§ Travail à faire:
a: Répondez aux questions suivantes d'après l'extrait sur le dieu Aton.
(i) Quels sont les trois dieux à connotation solaire que réunit Aton ?
(ii) À partir de quelle année du règne le nom du dieu est-il inséré dans un cartouche ?
(iii) Quelles sont les dimensions de la stèle de la famille royale ?
b: Pour chaque affirmation, dites si elle concorde avec l'extrait sur le dieu Aton en répondant par oui ou non, puis citez les mots du texte qui tranchent.
(i) Avant la 5ème année du règne, le cartouche servait uniquement aux noms des pharaons.
(ii) Les rayons d'Aton sont dispensés à tous les hommes.
(iii) La stèle de la famille royale provient de Karnak.
c: Reproduisez à l'identique le passage de l'extrait sur le dieu Aton qui commence par les mots contenant « Le nom du dieu » et s'achève sur « Provenance : Karnak. ».

§ Extrait de page:

⟨

En fait, Aton n'est qu'une abréviation du nom officiel du dieu qui est : "Rê Horakthy qui se réjouit dans l'horizon en son nom de Shou qui réside dans le disque". On constate, qu'Aton réunit trois dieux classiques à connotation solaire : Rê, Horus, Shou. Par la suite, les références à Horus et à Shou disparaîtront, il ne restera que Rê.

Le nom du dieu est désormais inséré dans un cartouche (à partir de la 5ème année du règne) ; auparavant cet espace était uniquement utilisé pour les noms des pharaons. Tout cela montre qu'il y a un parallèle très net entre le dieu Aton et le roi : Aton gouverne le ciel comme Akhenaton gouverne la terre. Le roi tient son pouvoir d'Aton, il en est une émanation, c'est la mise en place d'une véritable théocratie. C'est sans doute à partir de la sixième année du règne que commence le martelage du nom d'Amon dans toute l'Egypte.

Ci-contre, le double cartouche du dieu Aton - Musée de Louxor - Provenance : Karnak.

La représentation du dieu Aton accentue encore l'aspect monothéiste de la religion mise en place. A l'origine, Aton était figuré sous la forme d'un être humain à tête de faucon portant le disque solaire avec un serpent uræus. Maintenant, il prend tout simplement l'aspect d'un disque solaire d'où émanent des rayons solaires bienfaiteurs terminés par une main tenant le signe de vie (la croix ankh). Mais ces rayons vivifiants ne sont dispensés qu'au couple royal, lequel est le seul intermédiaire, médium, entre le dieu et les hommes.
Stèle de la famille royale provenant d'un autel domestique. Deux volets de bois se refermaient sur sur la scène. Calcaire polychrome : 44 cm x 39 cm. Provenance : Tell el-Amarna - Musée du Caire.
Cette scène de "sainte famille" remplace les statues des dieux dans les lieux domestiques, c'est une image de propagande religieuse et politique. Aton, Akhenaton, Néfertiti forment une nouvelle triade.

⟩

§ Relevé des données:

⟨

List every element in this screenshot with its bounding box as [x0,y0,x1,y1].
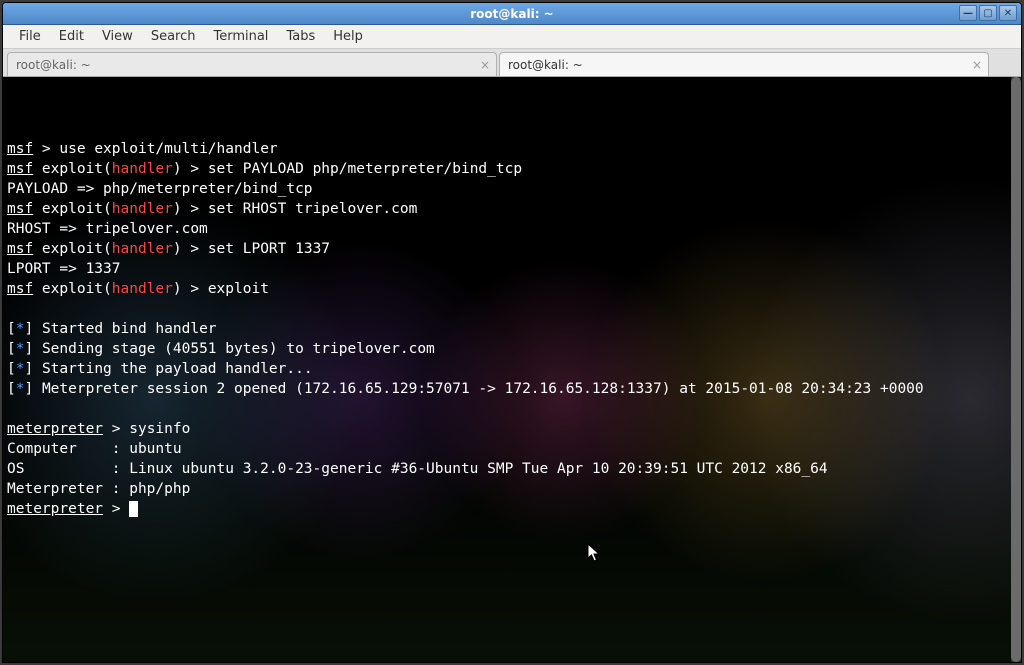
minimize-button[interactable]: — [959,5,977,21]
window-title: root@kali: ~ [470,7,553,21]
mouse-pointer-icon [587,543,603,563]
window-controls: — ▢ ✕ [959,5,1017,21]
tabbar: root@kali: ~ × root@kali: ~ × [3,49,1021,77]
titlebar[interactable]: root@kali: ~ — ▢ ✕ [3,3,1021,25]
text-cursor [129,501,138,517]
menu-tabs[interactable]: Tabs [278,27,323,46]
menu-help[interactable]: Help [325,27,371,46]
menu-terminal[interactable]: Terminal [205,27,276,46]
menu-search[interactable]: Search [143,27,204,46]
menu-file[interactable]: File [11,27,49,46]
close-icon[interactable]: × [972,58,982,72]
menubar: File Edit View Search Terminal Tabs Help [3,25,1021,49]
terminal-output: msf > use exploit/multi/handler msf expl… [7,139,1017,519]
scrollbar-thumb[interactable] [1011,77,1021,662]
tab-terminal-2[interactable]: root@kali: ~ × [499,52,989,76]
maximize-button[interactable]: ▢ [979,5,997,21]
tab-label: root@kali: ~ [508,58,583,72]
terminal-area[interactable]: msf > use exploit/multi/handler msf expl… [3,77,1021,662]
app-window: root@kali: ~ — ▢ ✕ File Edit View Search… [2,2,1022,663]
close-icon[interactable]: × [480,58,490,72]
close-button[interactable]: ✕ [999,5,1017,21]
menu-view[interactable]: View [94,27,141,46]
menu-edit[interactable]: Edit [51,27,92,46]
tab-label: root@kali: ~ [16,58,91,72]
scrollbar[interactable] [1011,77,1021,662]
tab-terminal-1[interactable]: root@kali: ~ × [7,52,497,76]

⟩
⟨

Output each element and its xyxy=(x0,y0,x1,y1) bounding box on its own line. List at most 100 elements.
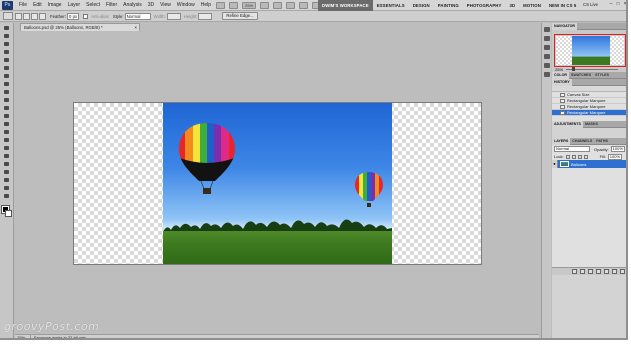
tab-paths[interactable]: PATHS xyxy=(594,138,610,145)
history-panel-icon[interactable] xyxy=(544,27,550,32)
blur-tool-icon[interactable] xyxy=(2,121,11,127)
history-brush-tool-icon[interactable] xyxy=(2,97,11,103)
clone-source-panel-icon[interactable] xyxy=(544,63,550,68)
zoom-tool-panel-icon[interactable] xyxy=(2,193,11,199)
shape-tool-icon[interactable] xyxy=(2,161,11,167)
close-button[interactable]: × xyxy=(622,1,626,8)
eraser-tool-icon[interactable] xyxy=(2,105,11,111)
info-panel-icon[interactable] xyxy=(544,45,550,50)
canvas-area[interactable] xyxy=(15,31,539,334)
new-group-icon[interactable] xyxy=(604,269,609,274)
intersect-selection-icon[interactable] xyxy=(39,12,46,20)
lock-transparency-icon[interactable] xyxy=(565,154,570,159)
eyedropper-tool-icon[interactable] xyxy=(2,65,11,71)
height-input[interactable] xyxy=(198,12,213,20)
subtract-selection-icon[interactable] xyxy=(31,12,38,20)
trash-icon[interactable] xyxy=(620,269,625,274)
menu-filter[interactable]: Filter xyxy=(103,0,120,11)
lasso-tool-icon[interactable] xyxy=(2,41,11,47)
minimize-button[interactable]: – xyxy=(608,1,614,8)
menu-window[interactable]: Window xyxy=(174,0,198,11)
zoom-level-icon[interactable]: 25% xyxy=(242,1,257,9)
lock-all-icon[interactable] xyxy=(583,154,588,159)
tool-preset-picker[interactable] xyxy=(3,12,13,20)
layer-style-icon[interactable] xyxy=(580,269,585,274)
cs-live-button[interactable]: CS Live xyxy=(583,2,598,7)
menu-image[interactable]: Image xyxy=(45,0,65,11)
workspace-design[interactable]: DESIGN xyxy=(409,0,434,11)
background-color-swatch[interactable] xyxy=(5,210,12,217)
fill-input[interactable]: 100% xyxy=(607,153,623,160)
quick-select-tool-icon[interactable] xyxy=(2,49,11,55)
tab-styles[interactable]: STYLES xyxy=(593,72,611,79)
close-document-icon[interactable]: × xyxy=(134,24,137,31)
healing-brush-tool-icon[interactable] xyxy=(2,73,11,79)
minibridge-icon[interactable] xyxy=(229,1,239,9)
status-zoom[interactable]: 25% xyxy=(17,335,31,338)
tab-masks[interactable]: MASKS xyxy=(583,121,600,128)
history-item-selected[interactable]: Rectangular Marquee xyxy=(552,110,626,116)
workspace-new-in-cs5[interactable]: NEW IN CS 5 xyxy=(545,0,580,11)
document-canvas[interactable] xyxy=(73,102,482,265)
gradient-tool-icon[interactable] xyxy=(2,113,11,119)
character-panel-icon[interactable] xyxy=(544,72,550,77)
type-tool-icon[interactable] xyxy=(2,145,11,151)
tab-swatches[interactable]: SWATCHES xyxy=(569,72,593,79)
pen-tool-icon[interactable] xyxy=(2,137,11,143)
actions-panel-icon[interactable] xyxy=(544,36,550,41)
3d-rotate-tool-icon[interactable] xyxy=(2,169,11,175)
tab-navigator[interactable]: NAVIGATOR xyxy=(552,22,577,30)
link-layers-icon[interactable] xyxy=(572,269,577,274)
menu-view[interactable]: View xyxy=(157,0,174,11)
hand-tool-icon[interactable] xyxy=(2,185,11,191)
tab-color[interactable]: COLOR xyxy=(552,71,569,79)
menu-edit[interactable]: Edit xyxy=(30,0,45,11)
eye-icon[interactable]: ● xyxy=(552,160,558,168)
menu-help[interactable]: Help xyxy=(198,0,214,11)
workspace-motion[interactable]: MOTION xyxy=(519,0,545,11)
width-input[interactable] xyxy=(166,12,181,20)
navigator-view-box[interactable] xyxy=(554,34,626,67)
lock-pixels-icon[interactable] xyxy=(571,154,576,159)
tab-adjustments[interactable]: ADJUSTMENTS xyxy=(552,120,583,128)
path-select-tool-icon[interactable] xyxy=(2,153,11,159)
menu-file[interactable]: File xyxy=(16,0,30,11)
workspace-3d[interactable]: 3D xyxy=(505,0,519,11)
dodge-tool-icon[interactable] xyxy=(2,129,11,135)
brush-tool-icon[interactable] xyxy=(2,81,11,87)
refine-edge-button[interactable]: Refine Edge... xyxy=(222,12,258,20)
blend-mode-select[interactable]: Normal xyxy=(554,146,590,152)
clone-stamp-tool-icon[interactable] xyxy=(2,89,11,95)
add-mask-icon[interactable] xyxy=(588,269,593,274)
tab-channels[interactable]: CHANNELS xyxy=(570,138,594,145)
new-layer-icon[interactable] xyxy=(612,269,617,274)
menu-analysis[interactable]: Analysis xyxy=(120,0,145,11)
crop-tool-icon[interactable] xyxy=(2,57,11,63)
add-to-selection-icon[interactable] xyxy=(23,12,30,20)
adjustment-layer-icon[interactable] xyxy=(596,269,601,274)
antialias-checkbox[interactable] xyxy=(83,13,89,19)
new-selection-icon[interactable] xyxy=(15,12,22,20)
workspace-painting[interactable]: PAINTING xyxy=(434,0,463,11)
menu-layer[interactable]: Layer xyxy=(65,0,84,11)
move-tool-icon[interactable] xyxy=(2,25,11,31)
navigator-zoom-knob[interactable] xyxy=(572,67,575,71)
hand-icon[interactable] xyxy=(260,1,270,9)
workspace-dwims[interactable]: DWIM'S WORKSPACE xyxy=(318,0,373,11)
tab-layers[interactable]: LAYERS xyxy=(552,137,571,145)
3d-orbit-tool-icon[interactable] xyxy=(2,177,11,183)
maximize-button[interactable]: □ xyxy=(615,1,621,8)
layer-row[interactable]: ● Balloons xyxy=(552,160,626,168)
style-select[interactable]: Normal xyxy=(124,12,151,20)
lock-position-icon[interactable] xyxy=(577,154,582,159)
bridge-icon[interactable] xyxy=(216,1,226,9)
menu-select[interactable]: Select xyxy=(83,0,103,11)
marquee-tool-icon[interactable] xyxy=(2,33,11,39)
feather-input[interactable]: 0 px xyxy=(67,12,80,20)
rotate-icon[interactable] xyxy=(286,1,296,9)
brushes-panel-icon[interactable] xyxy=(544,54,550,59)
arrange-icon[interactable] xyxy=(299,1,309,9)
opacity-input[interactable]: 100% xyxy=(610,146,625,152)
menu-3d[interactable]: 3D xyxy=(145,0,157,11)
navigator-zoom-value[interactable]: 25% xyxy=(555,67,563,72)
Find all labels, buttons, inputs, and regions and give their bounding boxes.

⟩
⟨

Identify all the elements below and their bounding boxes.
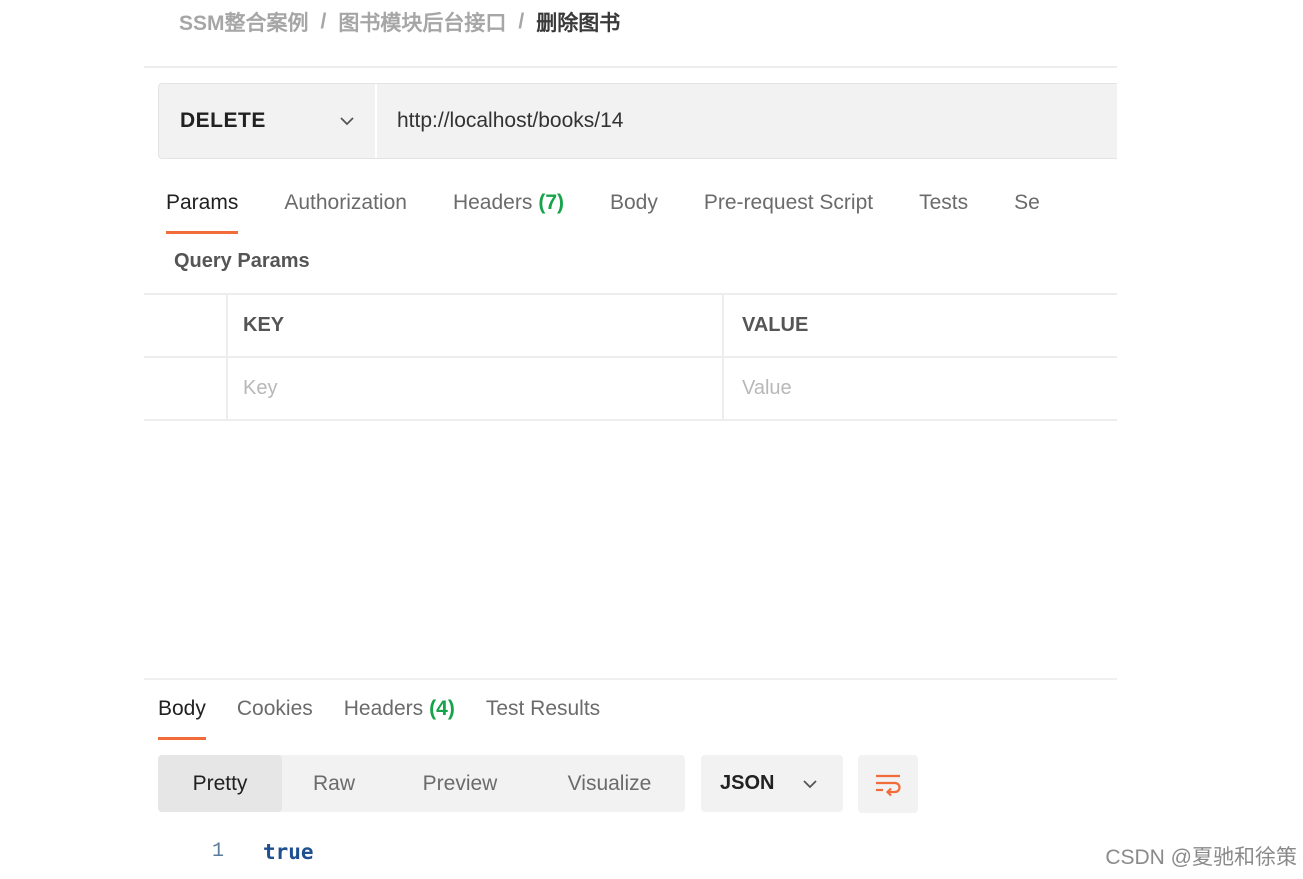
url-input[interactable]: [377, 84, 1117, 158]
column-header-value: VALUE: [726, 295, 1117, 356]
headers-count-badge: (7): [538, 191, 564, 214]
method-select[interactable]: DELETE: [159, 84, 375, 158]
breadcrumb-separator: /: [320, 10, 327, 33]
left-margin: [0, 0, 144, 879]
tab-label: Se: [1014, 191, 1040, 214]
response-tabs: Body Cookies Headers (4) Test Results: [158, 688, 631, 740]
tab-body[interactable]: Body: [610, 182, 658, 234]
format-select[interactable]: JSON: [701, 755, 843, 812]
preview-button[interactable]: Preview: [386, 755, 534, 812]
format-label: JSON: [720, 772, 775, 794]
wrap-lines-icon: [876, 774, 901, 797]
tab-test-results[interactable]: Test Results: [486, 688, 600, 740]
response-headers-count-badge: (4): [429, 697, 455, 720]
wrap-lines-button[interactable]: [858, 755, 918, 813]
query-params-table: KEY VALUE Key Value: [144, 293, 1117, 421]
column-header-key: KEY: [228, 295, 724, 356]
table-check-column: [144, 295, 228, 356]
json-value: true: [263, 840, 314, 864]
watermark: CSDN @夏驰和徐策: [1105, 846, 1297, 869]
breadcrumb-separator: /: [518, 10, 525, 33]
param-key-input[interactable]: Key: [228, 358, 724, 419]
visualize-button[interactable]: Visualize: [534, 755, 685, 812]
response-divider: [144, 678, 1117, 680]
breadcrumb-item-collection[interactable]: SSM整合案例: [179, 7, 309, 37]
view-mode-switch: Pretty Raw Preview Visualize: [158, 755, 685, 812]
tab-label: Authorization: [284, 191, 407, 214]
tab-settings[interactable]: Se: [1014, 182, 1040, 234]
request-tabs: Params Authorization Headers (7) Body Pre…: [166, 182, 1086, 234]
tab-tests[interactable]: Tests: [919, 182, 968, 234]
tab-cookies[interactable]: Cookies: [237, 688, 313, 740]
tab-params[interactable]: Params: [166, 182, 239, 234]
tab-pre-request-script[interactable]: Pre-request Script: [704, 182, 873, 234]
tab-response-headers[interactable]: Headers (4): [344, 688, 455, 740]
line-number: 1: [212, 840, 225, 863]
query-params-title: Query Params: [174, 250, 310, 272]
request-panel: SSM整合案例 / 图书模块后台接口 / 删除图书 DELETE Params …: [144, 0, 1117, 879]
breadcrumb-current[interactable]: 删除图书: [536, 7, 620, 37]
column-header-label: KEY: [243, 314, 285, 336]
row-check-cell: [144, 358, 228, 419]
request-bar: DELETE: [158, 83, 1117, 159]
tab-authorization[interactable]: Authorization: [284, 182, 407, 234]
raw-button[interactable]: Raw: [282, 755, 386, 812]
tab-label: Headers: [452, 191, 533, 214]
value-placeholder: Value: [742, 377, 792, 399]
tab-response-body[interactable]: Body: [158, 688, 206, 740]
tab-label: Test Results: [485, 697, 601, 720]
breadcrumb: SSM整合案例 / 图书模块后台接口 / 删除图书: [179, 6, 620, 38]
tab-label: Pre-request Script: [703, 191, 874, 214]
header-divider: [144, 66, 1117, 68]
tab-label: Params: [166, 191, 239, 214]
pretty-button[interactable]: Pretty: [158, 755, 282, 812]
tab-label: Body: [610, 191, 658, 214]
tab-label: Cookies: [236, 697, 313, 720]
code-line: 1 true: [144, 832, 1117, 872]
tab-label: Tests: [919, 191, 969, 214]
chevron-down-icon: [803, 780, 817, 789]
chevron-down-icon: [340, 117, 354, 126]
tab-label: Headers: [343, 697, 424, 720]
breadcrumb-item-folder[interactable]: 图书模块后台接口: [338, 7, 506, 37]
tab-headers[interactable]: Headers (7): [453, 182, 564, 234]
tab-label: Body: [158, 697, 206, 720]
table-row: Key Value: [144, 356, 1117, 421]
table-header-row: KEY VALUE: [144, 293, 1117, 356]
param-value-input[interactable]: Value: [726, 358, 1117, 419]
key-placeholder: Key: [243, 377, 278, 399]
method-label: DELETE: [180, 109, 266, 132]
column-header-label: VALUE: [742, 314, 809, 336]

⟩

§ Corrigé des exercices:
a:
(i) Rê, Horus et Shou.
(ii) À partir de la 5ème année du règne.
(iii) 44 cm x 39 cm.

b:
(i) Oui : « auparavant cet espace était uniquement utilisé pour les noms des pharaons ».
(ii) Non : « ces rayons vivifiants ne sont dispensés qu'au couple royal ».
(iii) Non : « Provenance : Tell el-Amarna ».

c:
Le nom du dieu est désormais inséré dans un cartouche (à partir de la 5ème année du règne) ; auparavant cet espace était uniquement utilisé pour les noms des pharaons. Tout cela montre qu'il y a un parallèle très net entre le dieu Aton et le roi : Aton gouverne le ciel comme Akhenaton gouverne la terre. Le roi tient son pouvoir d'Aton, il en est une émanation, c'est la mise en place d'une véritable théocratie. C'est sans doute à partir de la sixième année du règne que commence le martelage du nom d'Amon dans toute l'Egypte.

Ci-contre, le double cartouche du dieu Aton - Musée de Louxor - Provenance : Karnak.